Brief A =>
In the text on weak glutes, do these statements agree with it? (i) The glutes and abdominals stabilize the pelvis and trunk. (ii) In the Trendelenburg test, the individual stands on both legs. (iii) For sideways walking, the band goes around the knees. Answer yes or no for each, quoting the deciding words of the text.
Brief B =>
In the text on weak glutes, how far apart should the feet be at the start of the sideways walking exercise?
Brief C =>
From the text on weak glutes, write out everything from "How to identify" down to "a weak glute.".

Text segment =>
____
Fall prevention in the elderly:
- Weak glutes also increase our risk of falling as we get older. The glutes and abdominals stabilise the pelvis and trunk and so help us maintain our balance. It is therefore important to ensure strong glutes as we age to prevent our risk of falling.
How to identify weak glutes
The Trendelenburg test:
This test is used to primarily test the strength of the glut Medius and minimums.The test is performed by asking the individual to stand on one leg and lift the other leg off the ground. If the pelvis of the elevated leg cannot stay level with the other side this is an indication that stance leg has a weak glute.
Here are some exercises you can do to strengthen your glutes:
Side Ways walking:
- Place Loop band/Thera Band around the ankles
- Stand with feet hip width apart, toes straight, knees bent, bum out backwards
- Now take a step with the right leg out to the side, keeping the knees out in line with the toes
- Then bring the left leg inwards so that the feet are back in the starting position, again focusing on keeping both knees out in line with the toes (perform this movement slow and controlled)
____
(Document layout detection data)
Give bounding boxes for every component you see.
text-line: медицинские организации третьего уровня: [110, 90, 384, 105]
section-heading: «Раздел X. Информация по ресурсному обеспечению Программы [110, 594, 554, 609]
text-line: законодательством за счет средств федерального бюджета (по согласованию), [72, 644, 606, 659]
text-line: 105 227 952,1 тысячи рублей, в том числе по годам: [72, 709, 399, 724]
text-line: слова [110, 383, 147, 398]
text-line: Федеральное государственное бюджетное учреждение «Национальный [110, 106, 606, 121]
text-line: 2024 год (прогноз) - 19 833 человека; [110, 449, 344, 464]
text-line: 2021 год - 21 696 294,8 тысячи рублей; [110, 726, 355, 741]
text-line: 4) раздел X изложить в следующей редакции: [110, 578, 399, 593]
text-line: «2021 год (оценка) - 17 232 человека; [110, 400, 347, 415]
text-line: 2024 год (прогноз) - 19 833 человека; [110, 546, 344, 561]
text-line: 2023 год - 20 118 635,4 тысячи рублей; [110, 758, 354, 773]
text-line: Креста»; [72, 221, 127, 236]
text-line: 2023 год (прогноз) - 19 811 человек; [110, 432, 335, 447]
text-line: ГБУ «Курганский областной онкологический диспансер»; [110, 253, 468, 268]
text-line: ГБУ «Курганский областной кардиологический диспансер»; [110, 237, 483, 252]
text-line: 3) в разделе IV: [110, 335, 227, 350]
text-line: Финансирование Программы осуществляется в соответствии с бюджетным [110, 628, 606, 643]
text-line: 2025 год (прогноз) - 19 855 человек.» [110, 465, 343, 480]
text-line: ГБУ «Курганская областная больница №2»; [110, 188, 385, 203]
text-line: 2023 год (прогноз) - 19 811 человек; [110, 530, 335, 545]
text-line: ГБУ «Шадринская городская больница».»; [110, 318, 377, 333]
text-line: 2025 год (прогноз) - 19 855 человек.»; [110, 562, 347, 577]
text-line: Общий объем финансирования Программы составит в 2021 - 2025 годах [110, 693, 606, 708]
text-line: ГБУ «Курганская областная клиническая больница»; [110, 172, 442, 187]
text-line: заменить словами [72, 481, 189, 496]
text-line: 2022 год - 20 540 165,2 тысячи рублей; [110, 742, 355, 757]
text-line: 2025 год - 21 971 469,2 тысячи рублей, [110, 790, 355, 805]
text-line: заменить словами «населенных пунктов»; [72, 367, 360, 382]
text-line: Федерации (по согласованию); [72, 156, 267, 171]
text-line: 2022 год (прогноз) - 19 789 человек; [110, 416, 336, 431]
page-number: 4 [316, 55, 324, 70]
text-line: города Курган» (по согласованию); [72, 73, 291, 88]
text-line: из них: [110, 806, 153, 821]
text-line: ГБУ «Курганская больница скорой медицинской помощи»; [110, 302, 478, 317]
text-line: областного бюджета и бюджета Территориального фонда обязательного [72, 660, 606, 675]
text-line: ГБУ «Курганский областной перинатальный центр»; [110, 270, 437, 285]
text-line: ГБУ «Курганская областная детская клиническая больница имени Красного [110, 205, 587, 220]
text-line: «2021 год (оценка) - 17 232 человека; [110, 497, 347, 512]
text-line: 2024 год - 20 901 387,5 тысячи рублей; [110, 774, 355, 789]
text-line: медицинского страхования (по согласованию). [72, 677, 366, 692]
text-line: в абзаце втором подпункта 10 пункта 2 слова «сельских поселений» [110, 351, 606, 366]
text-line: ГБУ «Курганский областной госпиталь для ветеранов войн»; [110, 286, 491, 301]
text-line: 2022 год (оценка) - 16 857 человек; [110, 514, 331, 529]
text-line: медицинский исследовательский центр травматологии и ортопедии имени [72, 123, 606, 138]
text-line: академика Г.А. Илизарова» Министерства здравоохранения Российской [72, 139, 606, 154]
____
Exercise response A =>
(i) Yes: "The glutes and abdominals stabilise the pelvis and trunk"
(ii) No: "asking the individual to stand on one leg and lift the other leg off the ground"
(iii) No: "Place Loop band/Thera Band around the ankles"

Exercise response B =>
Hip width apart.

Exercise response C =>
How to identify weak glutes
The Trendelenburg test:
This test is used to primarily test the strength of the glut Medius and minimums.The test is performed by asking the individual to stand on one leg and lift the other leg off the ground. If the pelvis of the elevated leg cannot stay level with the other side this is an indication that stance leg has a weak glute.